#### [Aim of the exercise]
Go through the listing beneath this task and return every line that carries the string "houses".

#### [Extracted material]
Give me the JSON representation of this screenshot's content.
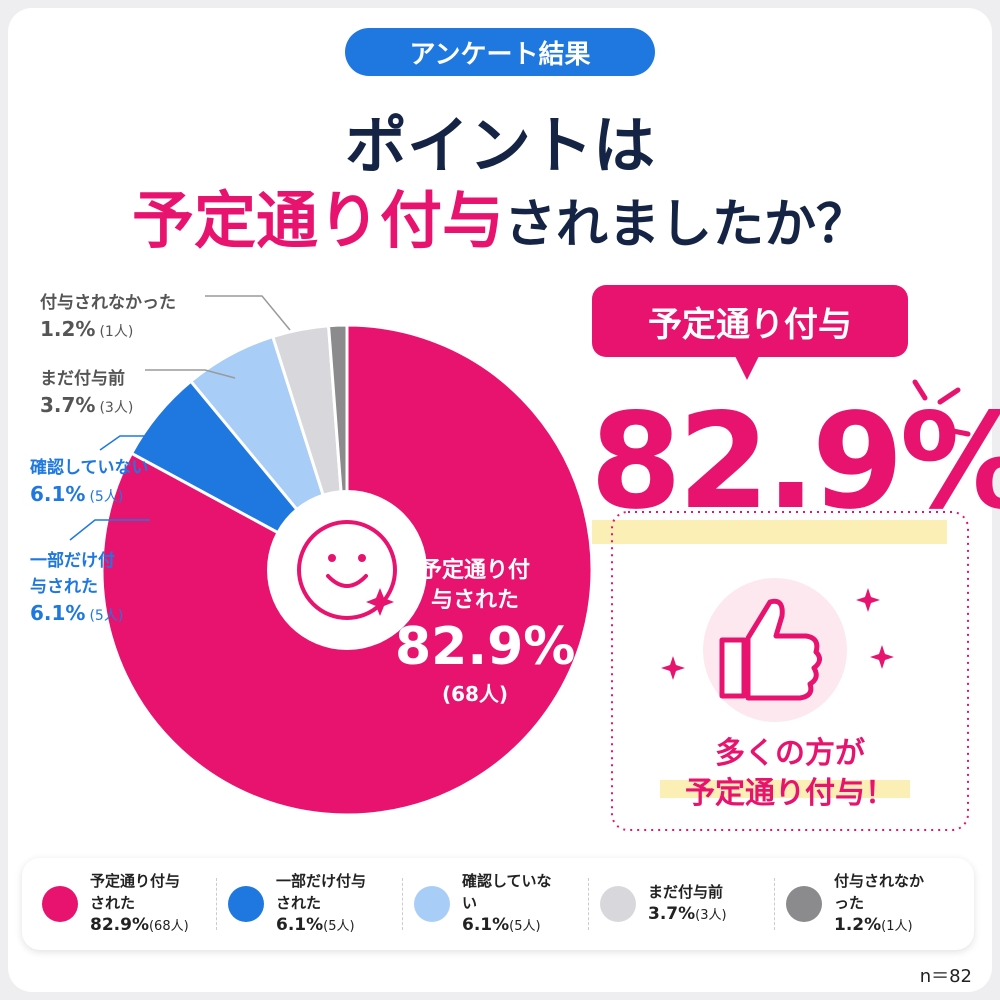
{
  "chart_data": {
    "type": "pie",
    "donut": true,
    "kicker": "アンケート結果",
    "title": [
      "ポイントは",
      "予定通り付与",
      "されましたか？"
    ],
    "categories": [
      "予定通り付与された",
      "一部だけ付与された",
      "確認していない",
      "まだ付与前",
      "付与されなかった"
    ],
    "values": [
      82.9,
      6.1,
      6.1,
      3.7,
      1.2
    ],
    "value_labels": [
      "82.9%",
      "6.1%",
      "6.1%",
      "3.7%",
      "1.2%"
    ],
    "count_labels": [
      "(68人)",
      "(5人)",
      "(5人)",
      "(3人)",
      "(1人)"
    ],
    "colors": [
      "#e8136f",
      "#1f78e0",
      "#a8cdf6",
      "#d8d8dc",
      "#8b8b8e"
    ],
    "annotations": {
      "callout": "予定通り付与",
      "message": [
        "多くの方が",
        "予定通り付与！"
      ],
      "n": "n＝82"
    }
  }
}
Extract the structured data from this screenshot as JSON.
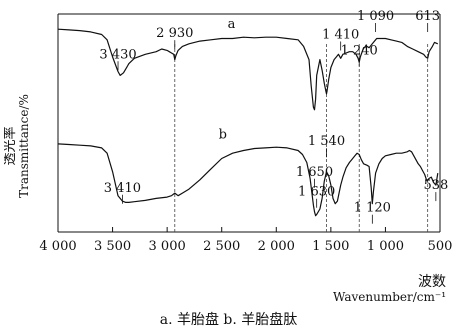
{
  "chart_data": {
    "type": "line",
    "xlabel_cn": "波数",
    "xlabel": "Wavenumber/cm⁻¹",
    "ylabel_cn": "透光率",
    "ylabel": "Transmittance/%",
    "xlim": [
      4000,
      500
    ],
    "x_ticks": [
      "4 000",
      "3 500",
      "3 000",
      "2 500",
      "2 000",
      "1 500",
      "1 000",
      "500"
    ],
    "x_tick_values": [
      4000,
      3500,
      3000,
      2500,
      2000,
      1500,
      1000,
      500
    ],
    "ylim": [
      0,
      100
    ],
    "reference_lines": [
      2930,
      1540,
      1240,
      613
    ],
    "series": [
      {
        "name": "a",
        "x": [
          4000,
          3900,
          3800,
          3700,
          3600,
          3550,
          3500,
          3450,
          3430,
          3400,
          3350,
          3300,
          3200,
          3100,
          3050,
          3000,
          2980,
          2960,
          2940,
          2930,
          2920,
          2900,
          2860,
          2800,
          2700,
          2600,
          2500,
          2400,
          2300,
          2200,
          2100,
          2000,
          1900,
          1800,
          1750,
          1700,
          1680,
          1660,
          1650,
          1640,
          1630,
          1600,
          1580,
          1560,
          1545,
          1540,
          1535,
          1520,
          1500,
          1470,
          1450,
          1430,
          1410,
          1390,
          1360,
          1330,
          1300,
          1270,
          1250,
          1240,
          1230,
          1200,
          1170,
          1150,
          1120,
          1100,
          1090,
          1080,
          1050,
          1000,
          950,
          900,
          850,
          800,
          750,
          700,
          650,
          630,
          613,
          600,
          570,
          550,
          520
        ],
        "values": [
          93,
          92.5,
          92,
          91,
          89,
          85,
          72,
          61,
          58,
          60,
          67,
          71,
          74,
          76,
          78,
          77,
          76,
          75,
          74,
          70,
          73,
          77,
          80,
          82,
          84,
          85,
          86,
          86,
          87,
          86.5,
          87,
          87,
          86,
          85,
          80,
          70,
          50,
          34,
          32,
          40,
          58,
          70,
          62,
          52,
          46,
          44,
          46,
          55,
          64,
          70,
          72,
          74,
          71,
          74,
          75,
          76,
          76,
          74,
          71,
          68,
          72,
          79,
          80,
          79,
          82,
          84,
          85,
          86,
          86,
          86,
          85,
          84,
          83,
          80,
          78,
          76,
          74,
          72,
          71,
          76,
          80,
          83,
          82
        ]
      },
      {
        "name": "b",
        "x": [
          4000,
          3900,
          3800,
          3700,
          3600,
          3550,
          3500,
          3450,
          3410,
          3380,
          3350,
          3300,
          3200,
          3100,
          3000,
          2960,
          2930,
          2900,
          2860,
          2800,
          2700,
          2600,
          2500,
          2400,
          2300,
          2200,
          2100,
          2000,
          1900,
          1800,
          1760,
          1720,
          1690,
          1660,
          1650,
          1640,
          1630,
          1600,
          1580,
          1560,
          1540,
          1520,
          1500,
          1480,
          1460,
          1440,
          1410,
          1390,
          1360,
          1330,
          1300,
          1280,
          1260,
          1240,
          1220,
          1200,
          1170,
          1150,
          1130,
          1120,
          1110,
          1090,
          1060,
          1030,
          1000,
          950,
          900,
          850,
          800,
          780,
          760,
          740,
          720,
          700,
          680,
          660,
          640,
          620,
          600,
          580,
          560,
          538,
          520
        ],
        "values": [
          61,
          60.5,
          60,
          59.5,
          58,
          54,
          40,
          22,
          18,
          17,
          17,
          17.5,
          18.5,
          20,
          21,
          22,
          24,
          22,
          24,
          27,
          34,
          42,
          50,
          54,
          56,
          57.5,
          58,
          58.5,
          58,
          56,
          53,
          47,
          35,
          15,
          10,
          7,
          8,
          12,
          20,
          33,
          40,
          37,
          30,
          20,
          16,
          18,
          30,
          36,
          43,
          47,
          50,
          52,
          54,
          53,
          49,
          46,
          45,
          44,
          28,
          16,
          25,
          39,
          46,
          50,
          52,
          53,
          54,
          54,
          55,
          56,
          55,
          52,
          49,
          46,
          44,
          41,
          38,
          33,
          35,
          36,
          32,
          30,
          39
        ]
      }
    ],
    "annotations": [
      {
        "text": "a",
        "x": 2410,
        "y": 94
      },
      {
        "text": "b",
        "x": 2490,
        "y": 65
      },
      {
        "text": "2 930",
        "x": 2930,
        "y": 87
      },
      {
        "text": "3 430",
        "x": 3450,
        "y": 71
      },
      {
        "text": "1 090",
        "x": 1090,
        "y": 100
      },
      {
        "text": "613",
        "x": 613,
        "y": 100
      },
      {
        "text": "1 410",
        "x": 1410,
        "y": 86
      },
      {
        "text": "1 240",
        "x": 1240,
        "y": 74
      },
      {
        "text": "1 540",
        "x": 1540,
        "y": 60
      },
      {
        "text": "1 650",
        "x": 1650,
        "y": 37
      },
      {
        "text": "3 410",
        "x": 3410,
        "y": 25
      },
      {
        "text": "1 630",
        "x": 1630,
        "y": 22
      },
      {
        "text": "538",
        "x": 538,
        "y": 27
      },
      {
        "text": "1 120",
        "x": 1120,
        "y": 10
      }
    ],
    "caption": "a. 羊胎盘    b. 羊胎盘肽",
    "grid": false,
    "legend": "none"
  }
}
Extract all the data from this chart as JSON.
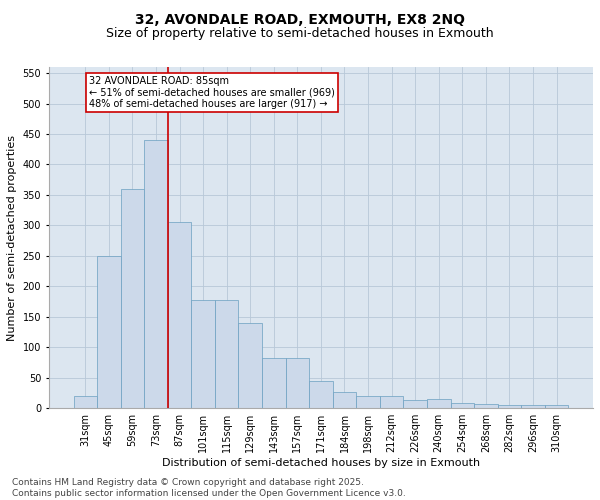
{
  "title_line1": "32, AVONDALE ROAD, EXMOUTH, EX8 2NQ",
  "title_line2": "Size of property relative to semi-detached houses in Exmouth",
  "xlabel": "Distribution of semi-detached houses by size in Exmouth",
  "ylabel": "Number of semi-detached properties",
  "bar_color": "#ccd9ea",
  "bar_edge_color": "#6a9fc0",
  "grid_color": "#b8c8d8",
  "background_color": "#dce6f0",
  "categories": [
    "31sqm",
    "45sqm",
    "59sqm",
    "73sqm",
    "87sqm",
    "101sqm",
    "115sqm",
    "129sqm",
    "143sqm",
    "157sqm",
    "171sqm",
    "184sqm",
    "198sqm",
    "212sqm",
    "226sqm",
    "240sqm",
    "254sqm",
    "268sqm",
    "282sqm",
    "296sqm",
    "310sqm"
  ],
  "values": [
    20,
    250,
    360,
    440,
    305,
    178,
    178,
    140,
    83,
    83,
    45,
    26,
    20,
    20,
    14,
    15,
    9,
    7,
    6,
    5,
    6
  ],
  "ylim": [
    0,
    560
  ],
  "yticks": [
    0,
    50,
    100,
    150,
    200,
    250,
    300,
    350,
    400,
    450,
    500,
    550
  ],
  "vline_color": "#cc0000",
  "annotation_text": "32 AVONDALE ROAD: 85sqm\n← 51% of semi-detached houses are smaller (969)\n48% of semi-detached houses are larger (917) →",
  "footer_line1": "Contains HM Land Registry data © Crown copyright and database right 2025.",
  "footer_line2": "Contains public sector information licensed under the Open Government Licence v3.0.",
  "title_fontsize": 10,
  "subtitle_fontsize": 9,
  "axis_label_fontsize": 8,
  "tick_fontsize": 7,
  "annotation_fontsize": 7,
  "footer_fontsize": 6.5
}
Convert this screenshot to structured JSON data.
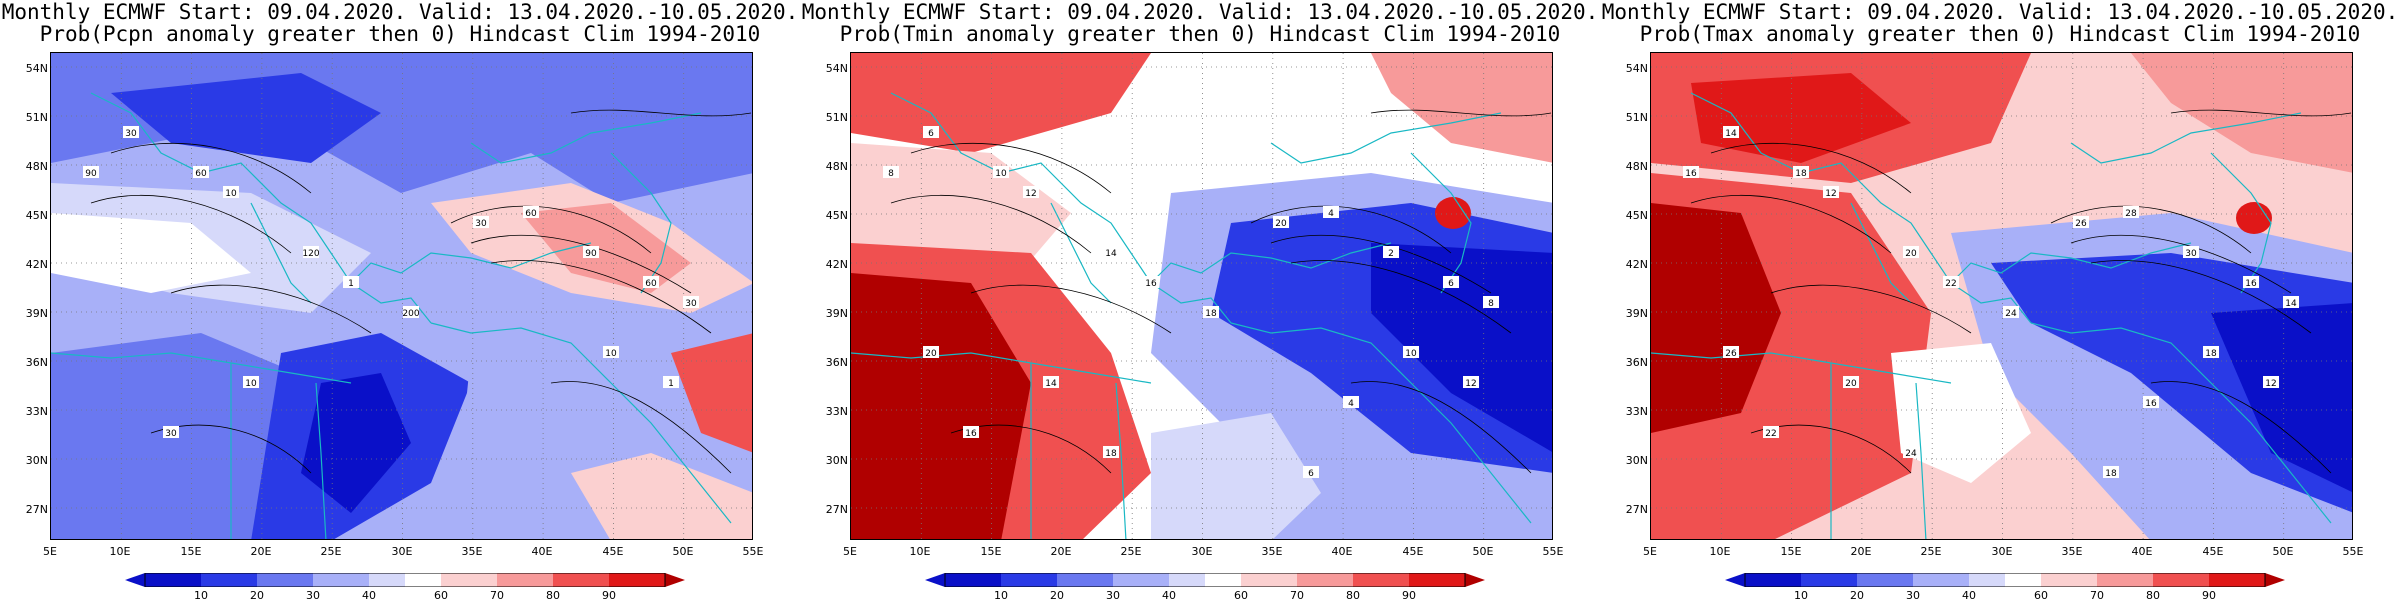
{
  "panels": [
    {
      "title_line1": "Monthly ECMWF Start: 09.04.2020. Valid: 13.04.2020.-10.05.2020.",
      "title_line2": "Prob(Pcpn anomaly greater then 0) Hindcast Clim 1994-2010",
      "variable": "Pcpn",
      "contour_labels": [
        "30",
        "90",
        "60",
        "10",
        "120",
        "1",
        "200",
        "30",
        "60",
        "90",
        "60",
        "30",
        "10",
        "1",
        "10",
        "30"
      ]
    },
    {
      "title_line1": "Monthly ECMWF Start: 09.04.2020. Valid: 13.04.2020.-10.05.2020.",
      "title_line2": "Prob(Tmin anomaly greater then 0) Hindcast Clim 1994-2010",
      "variable": "Tmin",
      "contour_labels": [
        "6",
        "8",
        "10",
        "12",
        "14",
        "16",
        "18",
        "20",
        "4",
        "2",
        "6",
        "8",
        "10",
        "12",
        "14",
        "16",
        "18",
        "20",
        "4",
        "6"
      ]
    },
    {
      "title_line1": "Monthly ECMWF Start: 09.04.2020. Valid: 13.04.2020.-10.05.2020.",
      "title_line2": "Prob(Tmax anomaly greater then 0) Hindcast Clim 1994-2010",
      "variable": "Tmax",
      "contour_labels": [
        "14",
        "16",
        "18",
        "12",
        "20",
        "22",
        "24",
        "26",
        "28",
        "30",
        "16",
        "14",
        "18",
        "12",
        "20",
        "22",
        "24",
        "26",
        "16",
        "18"
      ]
    }
  ],
  "lat_labels": [
    "54N",
    "51N",
    "48N",
    "45N",
    "42N",
    "39N",
    "36N",
    "33N",
    "30N",
    "27N"
  ],
  "lon_labels": [
    "5E",
    "10E",
    "15E",
    "20E",
    "25E",
    "30E",
    "35E",
    "40E",
    "45E",
    "50E",
    "55E"
  ],
  "colorbar": {
    "ticks": [
      "10",
      "20",
      "30",
      "40",
      "60",
      "70",
      "80",
      "90"
    ],
    "colors": [
      "#0a10c8",
      "#2a3ae6",
      "#6a78f0",
      "#a8b0f8",
      "#d6d9fa",
      "#ffffff",
      "#fbd0d0",
      "#f79a9a",
      "#f05050",
      "#e01818",
      "#b00000"
    ]
  }
}
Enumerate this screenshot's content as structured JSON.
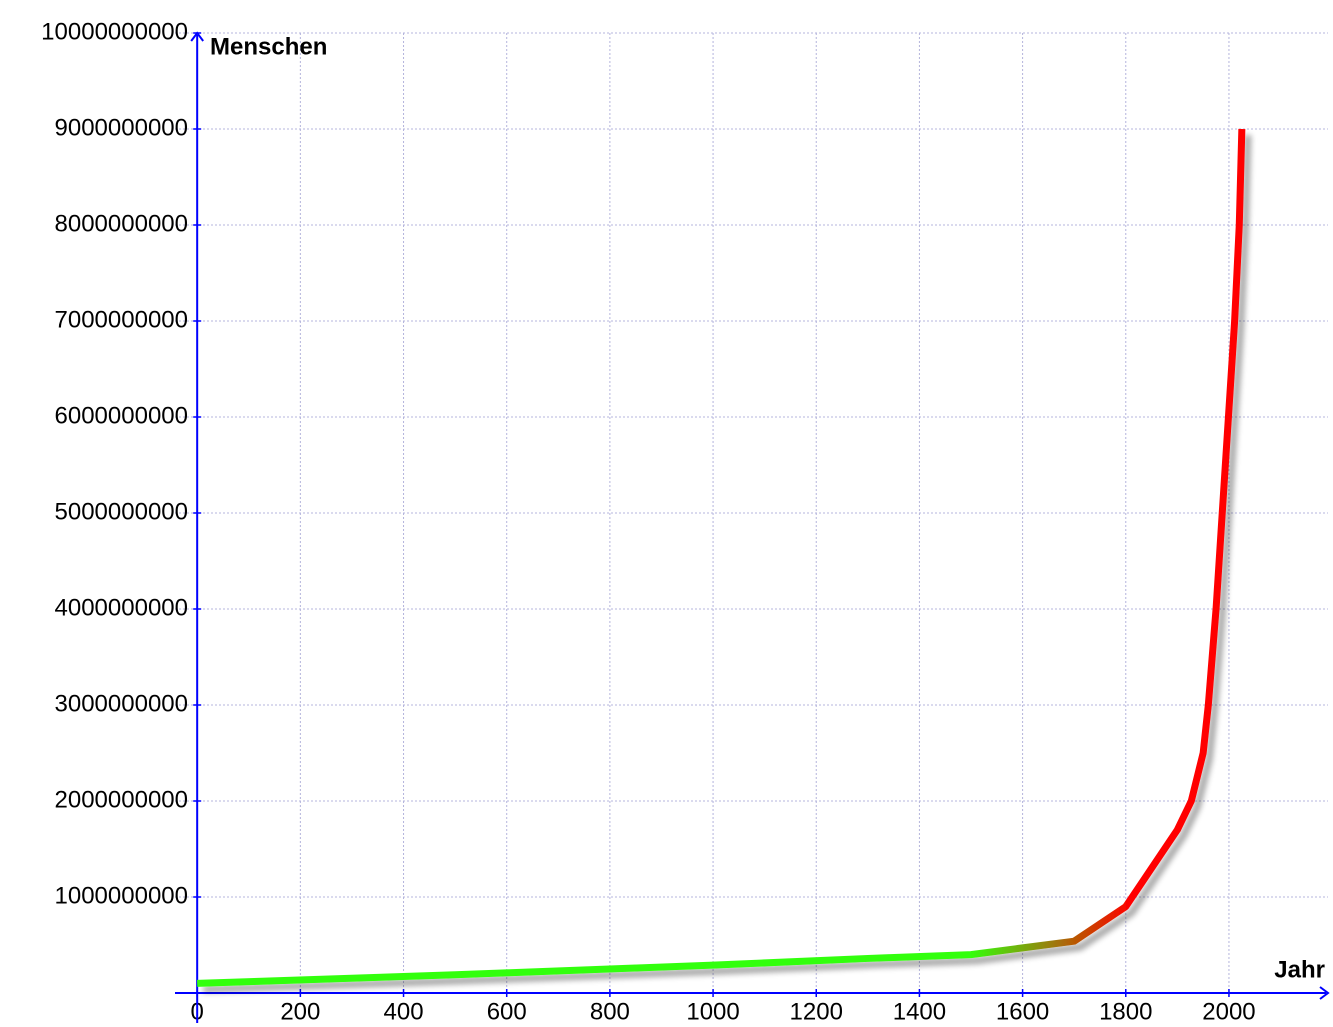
{
  "chart_data": {
    "type": "line",
    "x_label": "Jahr",
    "y_label": "Menschen",
    "x": [
      0,
      500,
      1000,
      1300,
      1500,
      1600,
      1700,
      1800,
      1900,
      1927,
      1950,
      1960,
      1975,
      1987,
      1999,
      2011,
      2020,
      2025
    ],
    "series": [
      {
        "color": "#ff0000",
        "gradient_from": "#33ff11",
        "values": [
          100000000,
          190000000,
          290000000,
          360000000,
          400000000,
          470000000,
          540000000,
          900000000,
          1700000000,
          2000000000,
          2500000000,
          3000000000,
          4000000000,
          5000000000,
          6000000000,
          7000000000,
          8000000000,
          9000000000
        ]
      }
    ],
    "xlim": [
      -43,
      2192
    ],
    "ylim": [
      0,
      10000000000
    ],
    "xticks": [
      0,
      200,
      400,
      600,
      800,
      1000,
      1200,
      1400,
      1600,
      1800,
      2000
    ],
    "yticks": [
      1000000000,
      2000000000,
      3000000000,
      4000000000,
      5000000000,
      6000000000,
      7000000000,
      8000000000,
      9000000000,
      10000000000
    ],
    "grid": true
  }
}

#### [Answer for this exercise]
  "title_line2": "Size of property relative to semi-detached houses in Exmouth",
  "xlabel": "Distribution of semi-detached houses by size in Exmouth",
  "annotation_text": "32 AVONDALE ROAD: 85sqm\n← 51% of semi-detached houses are smaller (969)\n48% of semi-detached houses are larger (917) →",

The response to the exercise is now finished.